#### [Written problem A]
From the passage on South Africa, list the things that South Africa is described as requiring non-whites to do.

#### [Source]
▶

Yet the worldwide explosion of race problems has focused sharp attention on South Africa’s rigid segregation policy and practices. Nations promoting Negro rights consider intolerable South Africa’s withholding from non-whites a vote in determining national policy, and its requiring them to ride separate buses, to enter and leave public buildings through separate doors, to sit on separate park benches, and to live in segregated suburban communities. The Bantus live outside Johannesburg on land they lease but can never own. (Liberia applies the latter policy against the whites.) One will even find entrances marked: GOODS AND NON-EUROPEANS. University apartheid has also been declared. In the United Nations. South Africa, condemned for racial bigotry, is made out to be more or less the polecat of the world.

Why does the Afrikaner, whose fierce devotion to liberty and self-determination built a nation where a century ago there were treeless plains, now strenuously oppose a multi-racial society? In part because the Vortrekkers or founders envisioned a distinctive national culture. They came to South Africa, much as did early colonists to America, to carve out a new nation for themselves, except that the Afrikaner came to virgin territory. But there is another reason: the present population imbalance. The population of South Africa is about 15 million. While there are proportionately more whites than in any other African nation, the whites now represent only one in four to five persons. Johannesburg’s metropolitan area includes about 400,000 Europeans, about 690,000 Bantus, and 90,000 Eurafricans and Asiatics. Moreover, the Afrikaner has an unparalleled economic investment in South African industries and in its gold and diamond mines.

◀

#### [Input records]
▶

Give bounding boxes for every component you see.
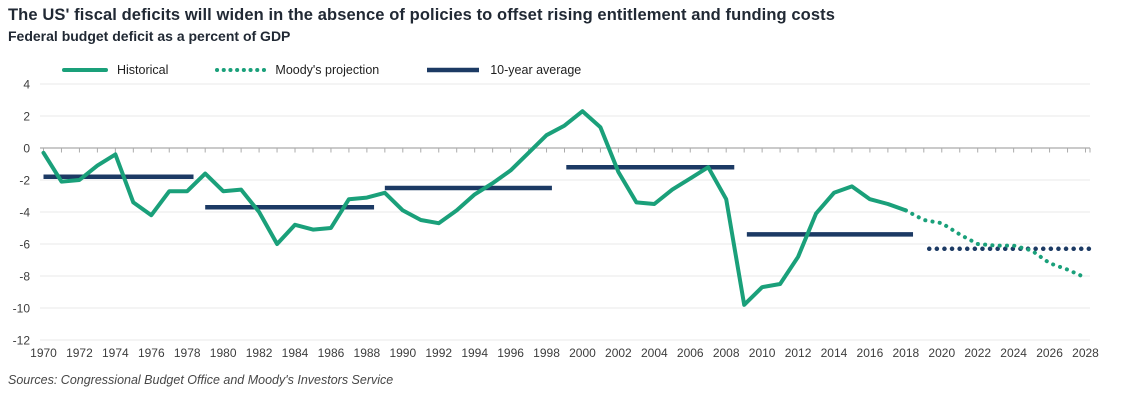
x-tick-label: 2028 bbox=[1072, 346, 1099, 360]
chart-subtitle: Federal budget deficit as a percent of G… bbox=[8, 28, 291, 44]
x-tick-label: 1978 bbox=[174, 346, 201, 360]
historical-line-swatch bbox=[62, 68, 108, 72]
x-tick-label: 2000 bbox=[569, 346, 596, 360]
x-tick-label: 2018 bbox=[892, 346, 919, 360]
legend-item-projection: Moody's projection bbox=[214, 63, 379, 77]
x-tick-label: 1994 bbox=[461, 346, 488, 360]
x-tick-label: 1998 bbox=[533, 346, 560, 360]
x-tick-label: 1996 bbox=[497, 346, 524, 360]
x-tick-label: 1984 bbox=[282, 346, 309, 360]
y-tick-label: -6 bbox=[19, 238, 30, 252]
x-tick-label: 2002 bbox=[605, 346, 632, 360]
source-note: Sources: Congressional Budget Office and… bbox=[8, 373, 394, 387]
x-tick-label: 2008 bbox=[713, 346, 740, 360]
x-tick-label: 2010 bbox=[749, 346, 776, 360]
x-tick-label: 1990 bbox=[389, 346, 416, 360]
chart-legend: Historical Moody's projection 10-year av… bbox=[62, 61, 627, 79]
x-tick-label: 2020 bbox=[928, 346, 955, 360]
x-tick-label: 2004 bbox=[641, 346, 668, 360]
legend-label-average: 10-year average bbox=[490, 63, 582, 77]
legend-label-projection: Moody's projection bbox=[275, 63, 380, 77]
x-tick-label: 1974 bbox=[102, 346, 129, 360]
x-tick-label: 1982 bbox=[246, 346, 273, 360]
legend-item-historical: Historical bbox=[62, 63, 168, 77]
y-tick-label: -12 bbox=[13, 334, 31, 348]
x-tick-label: 1980 bbox=[210, 346, 237, 360]
y-tick-label: 2 bbox=[23, 110, 30, 124]
x-tick-label: 1988 bbox=[354, 346, 381, 360]
average-line-swatch bbox=[427, 67, 480, 73]
x-tick-label: 2006 bbox=[677, 346, 704, 360]
y-tick-label: 0 bbox=[23, 142, 30, 156]
projection-dotted-swatch bbox=[215, 68, 267, 72]
x-tick-label: 2016 bbox=[857, 346, 884, 360]
x-tick-label: 2014 bbox=[821, 346, 848, 360]
y-tick-label: -4 bbox=[19, 206, 30, 220]
x-tick-label: 2024 bbox=[1000, 346, 1027, 360]
y-tick-label: -8 bbox=[19, 270, 30, 284]
x-tick-label: 2012 bbox=[785, 346, 812, 360]
x-tick-label: 1972 bbox=[66, 346, 93, 360]
y-tick-label: -10 bbox=[13, 302, 31, 316]
legend-item-average: 10-year average bbox=[425, 63, 581, 77]
x-tick-label: 1992 bbox=[425, 346, 452, 360]
y-tick-label: 4 bbox=[23, 78, 30, 92]
x-tick-label: 1970 bbox=[30, 346, 57, 360]
x-tick-label: 2022 bbox=[964, 346, 991, 360]
x-tick-label: 1986 bbox=[318, 346, 345, 360]
chart-title: The US' fiscal deficits will widen in th… bbox=[8, 6, 836, 24]
x-tick-label: 2026 bbox=[1036, 346, 1063, 360]
historical-line bbox=[41, 109, 908, 307]
legend-label-historical: Historical bbox=[117, 63, 169, 77]
y-tick-label: -2 bbox=[19, 174, 30, 188]
x-tick-label: 1976 bbox=[138, 346, 165, 360]
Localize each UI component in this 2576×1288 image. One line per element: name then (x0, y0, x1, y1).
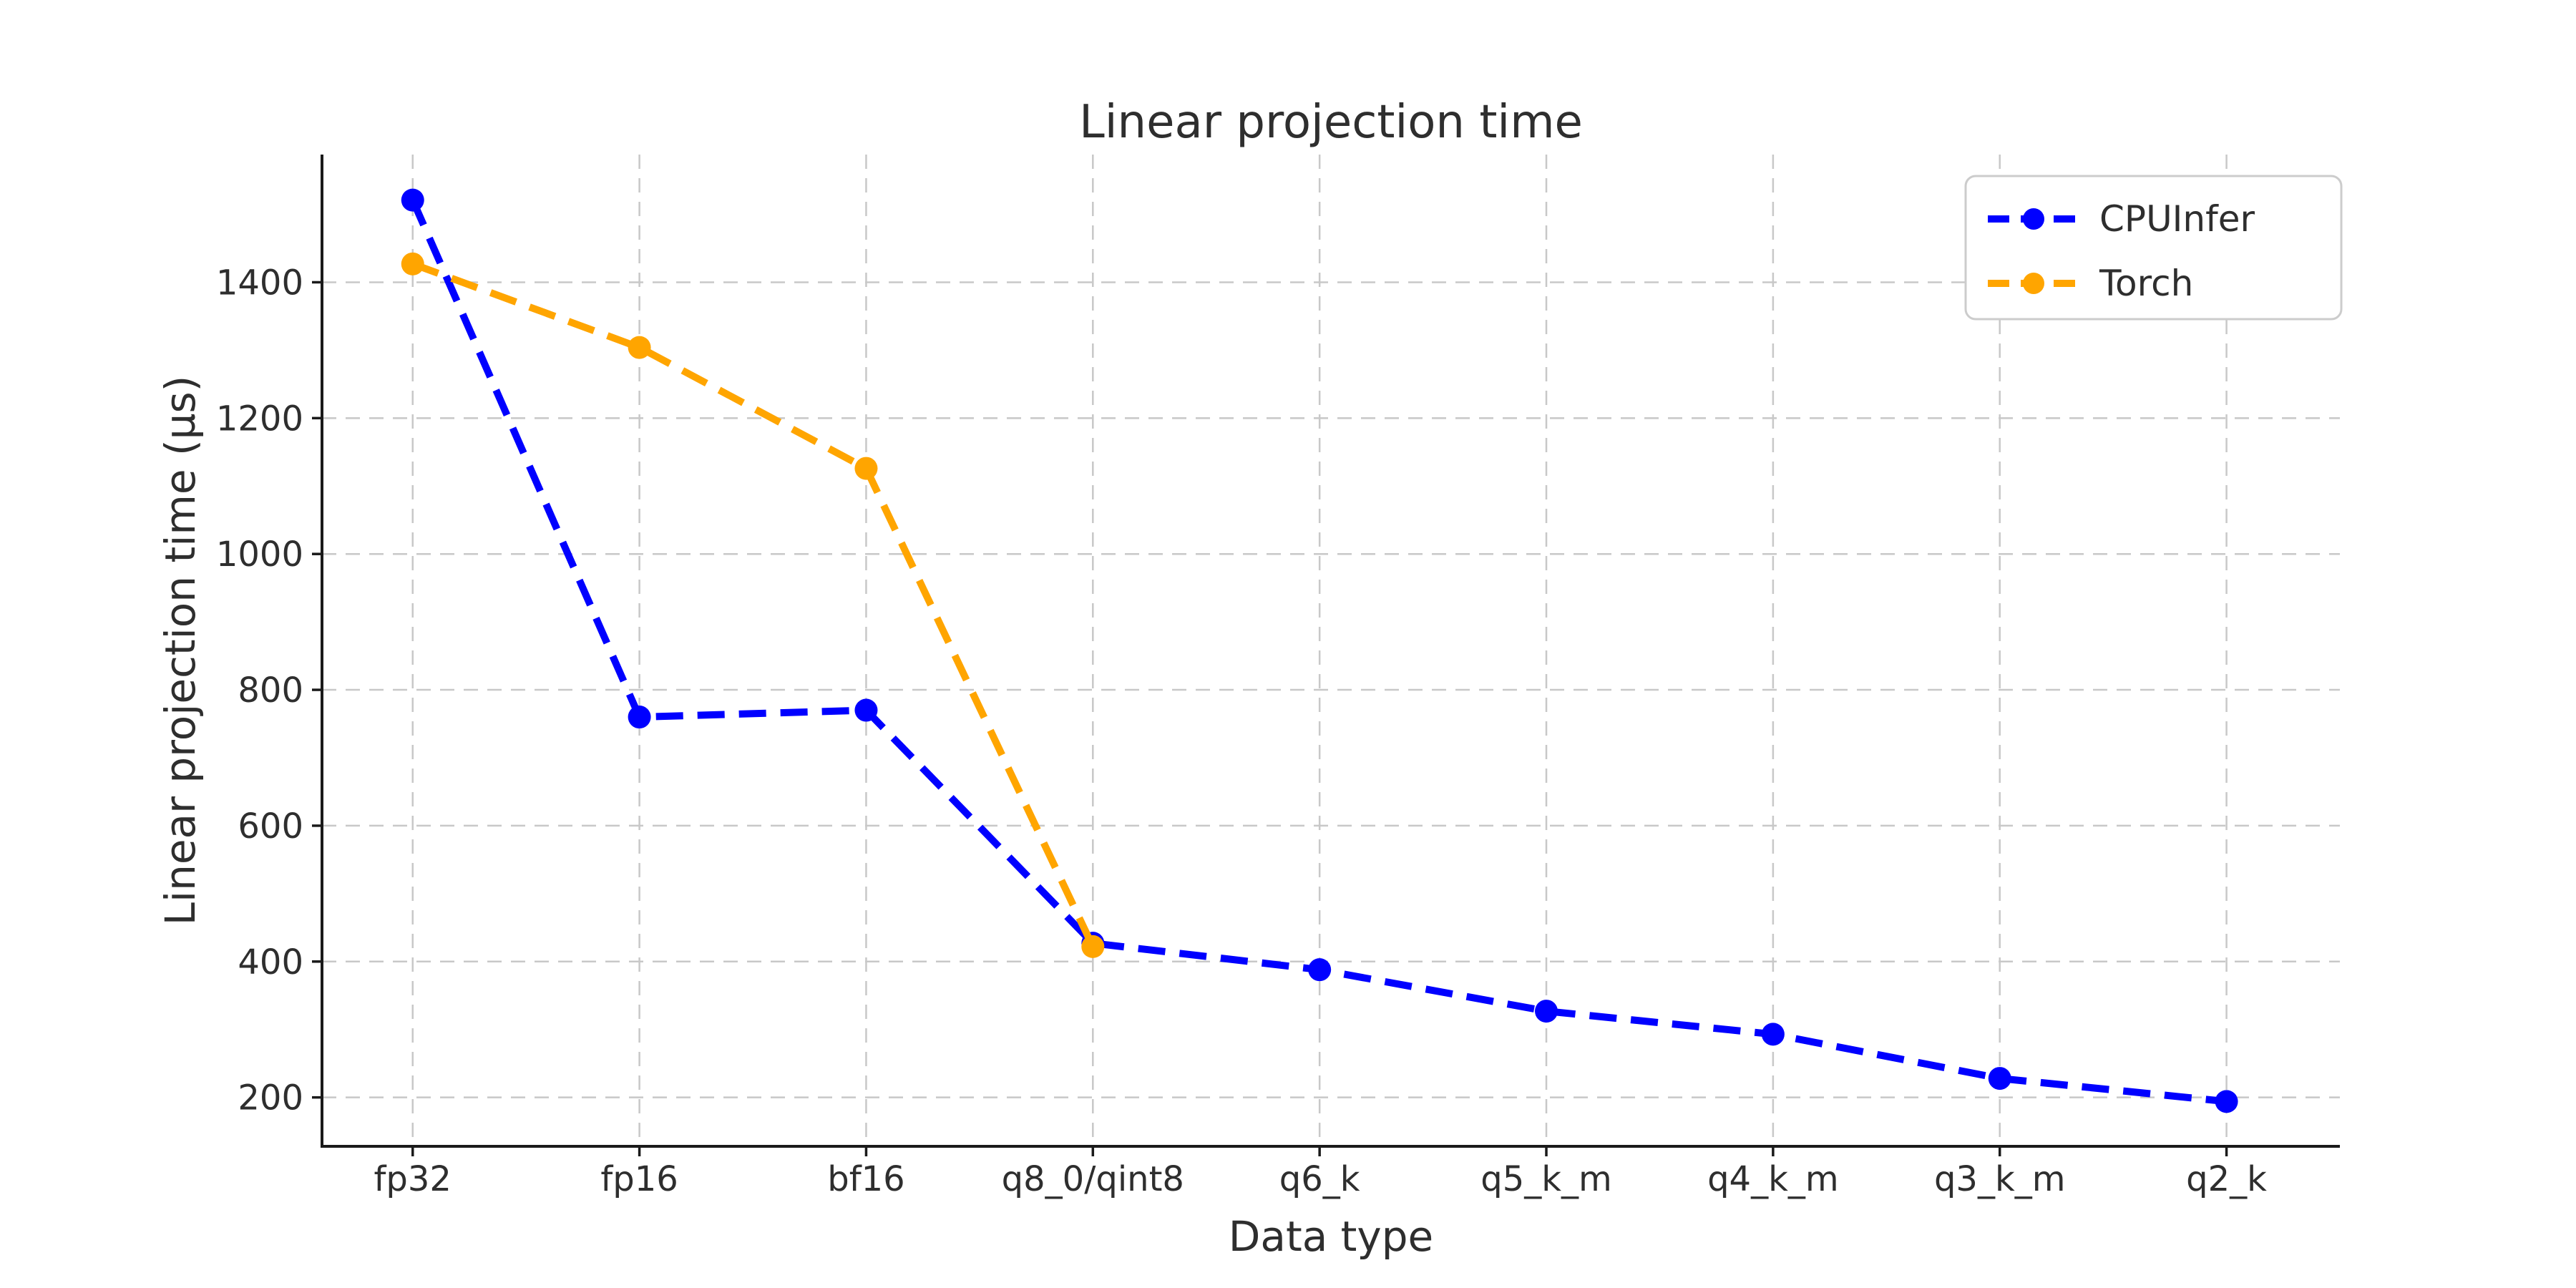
y-tick-label: 200 (238, 1078, 303, 1118)
y-tick-label: 600 (238, 806, 303, 847)
x-tick-label: q4_k_m (1707, 1159, 1839, 1199)
data-point-cpuinfer (401, 188, 424, 212)
data-point-torch (854, 457, 878, 480)
series-line-torch (411, 260, 1096, 949)
y-tick-label: 400 (238, 942, 303, 982)
chart-title: Linear projection time (1079, 96, 1583, 149)
data-point-cpuinfer (1988, 1067, 2011, 1091)
axis-spines (321, 155, 2340, 1148)
x-tick-label: q8_0/qint8 (1002, 1159, 1184, 1199)
data-point-cpuinfer (1308, 958, 1332, 982)
y-tick-label: 1200 (216, 399, 303, 439)
axis-ticks (312, 280, 2228, 1156)
data-point-torch (628, 336, 651, 359)
legend: CPUInfer Torch (1964, 175, 2343, 321)
data-point-cpuinfer (854, 698, 878, 722)
data-point-cpuinfer (1761, 1023, 1785, 1046)
data-point-cpuinfer (2215, 1090, 2238, 1113)
legend-marker (2023, 208, 2044, 230)
x-tick-label: q5_k_m (1480, 1159, 1612, 1199)
data-point-cpuinfer (1535, 1000, 1558, 1023)
x-tick-label: q2_k (2186, 1159, 2267, 1199)
y-tick-label: 1400 (216, 263, 303, 303)
data-point-torch (1081, 935, 1105, 958)
x-tick-label: bf16 (827, 1159, 904, 1199)
y-axis-label: Linear projection time (µs) (156, 376, 205, 926)
x-tick-label: q3_k_m (1934, 1159, 2066, 1199)
data-point-torch (401, 252, 424, 275)
y-tick-label: 800 (238, 670, 303, 711)
x-tick-label: fp32 (374, 1159, 452, 1199)
y-tick-label: 1000 (216, 535, 303, 575)
x-tick-label: fp16 (600, 1159, 678, 1199)
data-point-cpuinfer (628, 706, 651, 729)
legend-marker (2023, 273, 2044, 294)
data-series-layer (401, 188, 2238, 1113)
legend-entry-label: Torch (2099, 263, 2193, 304)
x-axis-label: Data type (1229, 1212, 1434, 1261)
x-tick-label: q6_k (1279, 1159, 1360, 1199)
axis-tick-labels: 200 400 600 800 1000 1200 1400 fp32 fp16 bf16 q8_0… (216, 263, 2267, 1199)
legend-entry-label: CPUInfer (2099, 198, 2255, 240)
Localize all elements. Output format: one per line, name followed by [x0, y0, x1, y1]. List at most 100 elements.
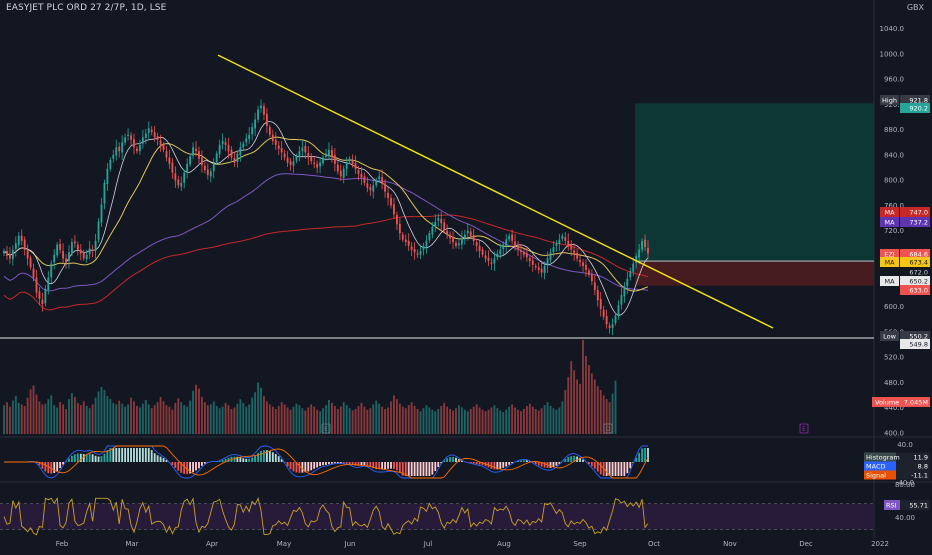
- candle-body: [470, 231, 472, 235]
- candle-body: [89, 248, 91, 254]
- macd-histogram-bar: [310, 462, 312, 470]
- candle-body: [393, 204, 395, 214]
- candle-body: [609, 325, 611, 328]
- volume-bar: [405, 408, 407, 434]
- volume-bar: [263, 396, 265, 434]
- candle-body: [485, 255, 487, 258]
- macd-histogram-bar: [343, 462, 345, 463]
- volume-bar: [12, 401, 14, 434]
- candle-body: [343, 169, 345, 178]
- candle-body: [95, 241, 97, 251]
- macd-histogram-bar: [612, 462, 614, 476]
- volume-bar: [449, 409, 451, 434]
- volume-bar: [544, 405, 546, 434]
- candle-body: [561, 236, 563, 239]
- volume-bar: [145, 400, 147, 434]
- candle-body: [623, 286, 625, 296]
- volume-bar: [588, 365, 590, 434]
- candle-body: [189, 156, 191, 164]
- candle-body: [553, 247, 555, 252]
- candle-body: [352, 159, 354, 163]
- candle-body: [219, 145, 221, 154]
- macd-histogram-bar: [594, 462, 596, 469]
- volume-bar: [426, 405, 428, 434]
- candle-body: [355, 163, 357, 169]
- candle-body: [541, 269, 543, 273]
- macd-macd-tag-value: 8.8: [918, 463, 928, 471]
- macd-histogram-bar: [384, 462, 386, 469]
- candle-body: [301, 147, 303, 151]
- volume-bar: [278, 406, 280, 434]
- volume-bar: [272, 407, 274, 434]
- macd-histogram-bar: [242, 458, 244, 462]
- candle-body: [21, 236, 23, 241]
- candle-body: [564, 237, 566, 241]
- candle-body: [242, 144, 244, 148]
- macd-histogram-bar: [59, 462, 61, 468]
- volume-tag-value: 7.045M: [904, 399, 928, 407]
- volume-bar: [106, 396, 108, 434]
- candle-body: [109, 160, 111, 169]
- macd-histogram-bar: [251, 457, 253, 462]
- ma-a-tag-value: 747.0: [909, 209, 928, 217]
- candle-body: [59, 244, 61, 250]
- macd-histogram-bar: [301, 462, 303, 473]
- candle-body: [50, 264, 52, 278]
- volume-bar: [523, 409, 525, 434]
- macd-histogram-bar: [328, 462, 330, 464]
- candle-body: [39, 291, 41, 299]
- time-tick-label: Oct: [648, 540, 660, 548]
- volume-bar: [157, 402, 159, 434]
- volume-bar: [502, 412, 504, 434]
- candle-body: [452, 237, 454, 242]
- candle-body: [449, 235, 451, 239]
- volume-bar: [287, 407, 289, 434]
- volume-bar: [195, 385, 197, 434]
- volume-bar: [239, 399, 241, 434]
- volume-bar: [101, 387, 103, 434]
- macd-histogram-bar: [405, 462, 407, 476]
- volume-bar: [290, 410, 292, 434]
- macd-histogram-bar: [257, 453, 259, 462]
- volume-bar: [86, 406, 88, 434]
- macd-histogram-bar: [431, 462, 433, 475]
- volume-bar: [213, 401, 215, 434]
- volume-bar: [39, 401, 41, 434]
- time-tick-label: Apr: [206, 540, 218, 548]
- ma-c-tag-label: MA: [884, 259, 895, 267]
- macd-histogram-bar: [174, 462, 176, 468]
- volume-bar: [452, 411, 454, 435]
- volume-bar: [251, 398, 253, 434]
- candle-body: [151, 130, 153, 133]
- time-tick-label: Nov: [723, 540, 737, 548]
- chart-title[interactable]: EASYJET PLC ORD 27 2/7P, 1D, LSE: [6, 3, 166, 13]
- candle-body: [124, 137, 126, 142]
- volume-bar: [375, 401, 377, 434]
- macd-histogram-bar: [142, 448, 144, 462]
- candle-body: [520, 251, 522, 252]
- macd-histogram-bar: [620, 462, 622, 476]
- volume-bar: [526, 406, 528, 434]
- candle-body: [417, 253, 419, 254]
- volume-bar: [71, 393, 73, 434]
- candle-body: [491, 262, 493, 263]
- macd-histogram-bar: [157, 455, 159, 462]
- low-tag-label: Low: [883, 333, 896, 341]
- macd-histogram-bar: [71, 456, 73, 462]
- macd-histogram-bar: [177, 462, 179, 471]
- price-tick-label: 480.0: [884, 379, 904, 387]
- volume-bar: [121, 404, 123, 434]
- macd-histogram-bar: [505, 462, 507, 467]
- candle-body: [499, 250, 501, 254]
- candle-body: [6, 251, 8, 256]
- volume-bar: [296, 404, 298, 434]
- candle-body: [641, 241, 643, 250]
- candle-body: [585, 265, 587, 270]
- macd-histogram-bar: [538, 462, 540, 465]
- volume-bar: [186, 407, 188, 434]
- candle-body: [526, 253, 528, 257]
- candle-body: [402, 235, 404, 240]
- volume-bar: [216, 406, 218, 434]
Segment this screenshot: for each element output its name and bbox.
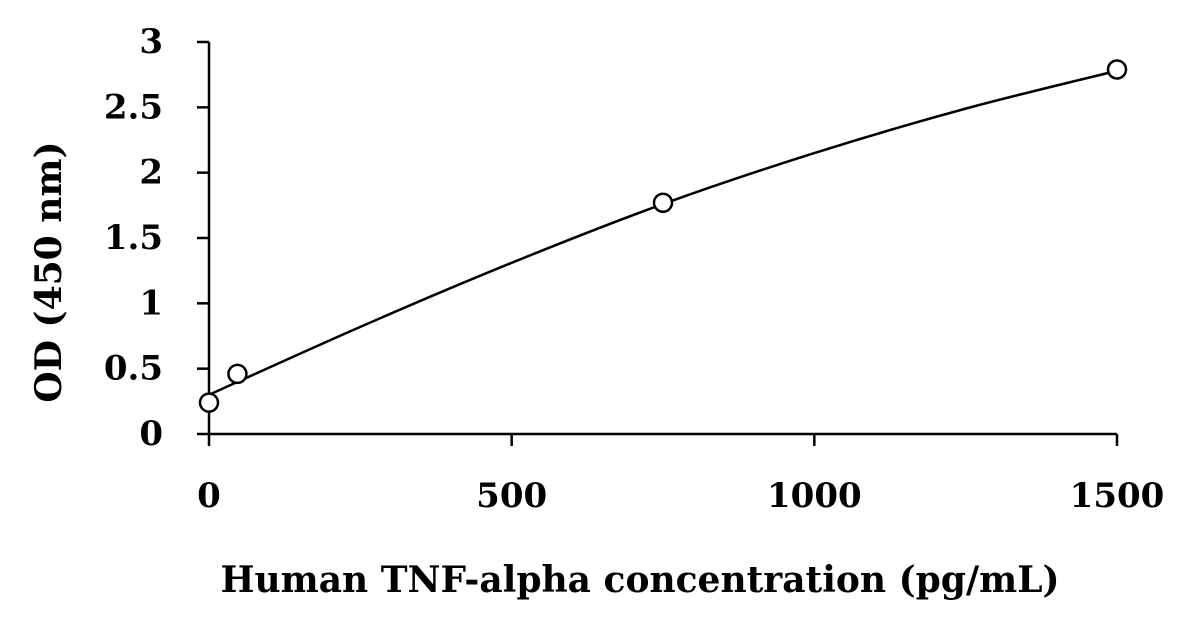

◀

#### [Written problem B]
Render as a numbered list the lines of the listing from the line with "- candle-body: [470, 231, 472, 235]" to the line with "- volume-bar: [544, 405, 546, 434]", omitting any blank lines.

#### [Exercise result A]
1. Ride separate buses
2. Enter and leave public buildings through separate doors
3. Sit on separate park benches
4. Live in segregated suburban communities

#### [Exercise result B]
1. - candle-body: [470, 231, 472, 235]
2. - candle-body: [89, 248, 91, 254]
3. - macd-histogram-bar: [310, 462, 312, 470]
4. - candle-body: [393, 204, 395, 214]
5. - candle-body: [609, 325, 611, 328]
6. - volume-bar: [405, 408, 407, 434]
7. - volume-bar: [263, 396, 265, 434]
8. - candle-body: [485, 255, 487, 258]
9. - macd-histogram-bar: [343, 462, 345, 463]
10. - volume-bar: [12, 401, 14, 434]
11. - candle-body: [343, 169, 345, 178]
12. - candle-body: [95, 241, 97, 251]
13. - macd-histogram-bar: [612, 462, 614, 476]
14. - volume-bar: [449, 409, 451, 434]
15. - volume-bar: [544, 405, 546, 434]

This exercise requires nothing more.